> WHAT THE TASK ASKS:
Reproduce every one of the lines below, character for character, without changing anything.

> EXTRACTED RECORDS:
----

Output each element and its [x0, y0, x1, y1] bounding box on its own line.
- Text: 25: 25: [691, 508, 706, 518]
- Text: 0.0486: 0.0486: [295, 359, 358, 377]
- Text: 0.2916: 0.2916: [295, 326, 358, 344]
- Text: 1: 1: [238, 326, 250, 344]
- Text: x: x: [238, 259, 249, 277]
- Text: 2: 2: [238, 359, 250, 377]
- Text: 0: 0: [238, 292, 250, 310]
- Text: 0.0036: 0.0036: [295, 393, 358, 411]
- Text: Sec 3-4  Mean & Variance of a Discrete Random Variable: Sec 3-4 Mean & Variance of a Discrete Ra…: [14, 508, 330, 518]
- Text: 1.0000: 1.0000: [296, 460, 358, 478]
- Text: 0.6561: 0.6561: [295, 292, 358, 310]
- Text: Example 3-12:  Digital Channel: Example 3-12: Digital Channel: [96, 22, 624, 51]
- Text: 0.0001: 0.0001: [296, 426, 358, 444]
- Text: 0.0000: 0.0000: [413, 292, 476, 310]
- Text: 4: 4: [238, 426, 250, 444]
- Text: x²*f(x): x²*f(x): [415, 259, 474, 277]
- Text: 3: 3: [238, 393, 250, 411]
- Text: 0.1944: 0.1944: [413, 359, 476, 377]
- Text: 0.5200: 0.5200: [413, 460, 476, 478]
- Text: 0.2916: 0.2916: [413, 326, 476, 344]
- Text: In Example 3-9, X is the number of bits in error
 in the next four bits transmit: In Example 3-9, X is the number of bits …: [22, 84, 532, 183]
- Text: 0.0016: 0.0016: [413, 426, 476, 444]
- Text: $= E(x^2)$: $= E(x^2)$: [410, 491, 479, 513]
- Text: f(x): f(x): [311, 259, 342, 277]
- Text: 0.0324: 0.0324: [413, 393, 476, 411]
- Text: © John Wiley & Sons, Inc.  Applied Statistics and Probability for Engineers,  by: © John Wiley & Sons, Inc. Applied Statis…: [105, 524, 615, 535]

----

> WRITTEN RESPONSE:
Output each element and its [x0, y0, x1, y1] bounding box on its own line.
- Text: 25: 25: [691, 508, 706, 518]
- Text: 0.0486: 0.0486: [295, 359, 358, 377]
- Text: 0.2916: 0.2916: [295, 326, 358, 344]
- Text: 1: 1: [238, 326, 250, 344]
- Text: x: x: [238, 259, 249, 277]
- Text: 2: 2: [238, 359, 250, 377]
- Text: 0: 0: [238, 292, 250, 310]
- Text: 0.0036: 0.0036: [295, 393, 358, 411]
- Text: Sec 3-4  Mean & Variance of a Discrete Random Variable: Sec 3-4 Mean & Variance of a Discrete Ra…: [14, 508, 330, 518]
- Text: 1.0000: 1.0000: [296, 460, 358, 478]
- Text: 0.6561: 0.6561: [295, 292, 358, 310]
- Text: Example 3-12:  Digital Channel: Example 3-12: Digital Channel: [96, 22, 624, 51]
- Text: 0.0001: 0.0001: [296, 426, 358, 444]
- Text: 0.0000: 0.0000: [413, 292, 476, 310]
- Text: 4: 4: [238, 426, 250, 444]
- Text: x²*f(x): x²*f(x): [415, 259, 474, 277]
- Text: 3: 3: [238, 393, 250, 411]
- Text: 0.1944: 0.1944: [413, 359, 476, 377]
- Text: 0.5200: 0.5200: [413, 460, 476, 478]
- Text: 0.2916: 0.2916: [413, 326, 476, 344]
- Text: In Example 3-9, X is the number of bits in error
 in the next four bits transmit: In Example 3-9, X is the number of bits …: [22, 84, 532, 183]
- Text: 0.0016: 0.0016: [413, 426, 476, 444]
- Text: $= E(x^2)$: $= E(x^2)$: [410, 491, 479, 513]
- Text: f(x): f(x): [311, 259, 342, 277]
- Text: 0.0324: 0.0324: [413, 393, 476, 411]
- Text: © John Wiley & Sons, Inc.  Applied Statistics and Probability for Engineers,  by: © John Wiley & Sons, Inc. Applied Statis…: [105, 524, 615, 535]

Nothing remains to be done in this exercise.